Nenne alle Titel von Musicals oder Filmen, die im Text über Musicals genannt werden, jeden Titel nur einmal.

Ausgewählter Text —

..........

Ich denke, dass Musicals zur Familie der Melodramen gehören,
obwohl die, die ich sah, nie wirklich gefährlich dramatisch
waren. Man musste dabei nie weinen. Musicals sind wie Operetten,
sie zeichnen sich durch ihre Leichtigkeit aus. Als Genre verlangen
sie einem nicht viel ab, eigentlich gar nichts. Meine ersten
Musicals waren alle sehr leicht. Dann kam dieses eine, das war
phantastisch: West Side Story, das war schon
eher eine dramatische Geschichte.
Der Unterschied zwischen Oper und Operette besteht darin, dass
die schweren Themen alle der Oper vorbehalten sind. West
Side Sory wäre in dem Zusammenhang eher eine Oper,
während, sagen wir, in Singing in the Rain
das einzige Drama darin besteht, dass Debbie Reynolds beinahe
ihre Karriere ruiniert. Oder macht sie Karriere? Egal. Jedenfalls
sind es gewöhnlich kleine Dinge, die in einem Musical passieren.
Was ich mit Dancer in the Dark erreichen wollte, war,
dass man die Dinge genauso ernst nimmt wie in einer Oper. Noch
vor ein paar Jahren haben die Leute in der Oper noch wirklich
geweint. Ich glaube, es braucht eine Menge Talent, um in einem
Medium, das derart stilisiert ist, solche starken Gefühle
zu wecken. Ich würde gerne so viel für jemanden empfinden,
der gerade mit einem Pappschwert erstochen wurde..."

..........

Bereitgestellte Angaben —

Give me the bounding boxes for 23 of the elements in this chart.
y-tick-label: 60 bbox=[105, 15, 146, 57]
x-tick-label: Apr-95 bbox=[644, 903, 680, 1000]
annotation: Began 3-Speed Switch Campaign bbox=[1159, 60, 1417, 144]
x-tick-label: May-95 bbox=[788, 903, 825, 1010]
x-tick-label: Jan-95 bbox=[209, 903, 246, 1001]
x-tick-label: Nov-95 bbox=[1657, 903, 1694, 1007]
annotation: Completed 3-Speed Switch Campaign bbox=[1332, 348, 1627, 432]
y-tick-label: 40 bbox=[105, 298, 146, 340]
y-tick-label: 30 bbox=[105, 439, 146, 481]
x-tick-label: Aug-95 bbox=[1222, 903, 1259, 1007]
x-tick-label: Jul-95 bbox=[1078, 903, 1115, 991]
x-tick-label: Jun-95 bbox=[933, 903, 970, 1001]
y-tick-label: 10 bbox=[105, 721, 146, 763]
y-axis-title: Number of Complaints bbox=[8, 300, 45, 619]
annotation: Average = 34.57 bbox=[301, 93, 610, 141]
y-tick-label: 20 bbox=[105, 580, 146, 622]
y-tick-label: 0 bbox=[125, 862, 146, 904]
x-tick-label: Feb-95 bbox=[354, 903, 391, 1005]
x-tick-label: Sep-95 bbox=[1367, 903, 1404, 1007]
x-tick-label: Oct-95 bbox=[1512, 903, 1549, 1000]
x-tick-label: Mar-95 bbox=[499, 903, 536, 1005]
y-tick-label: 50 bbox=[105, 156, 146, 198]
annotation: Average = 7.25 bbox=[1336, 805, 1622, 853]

..........

Vollständige Antwort — West Side Story, Singing in the Rain, Dancer in the Dark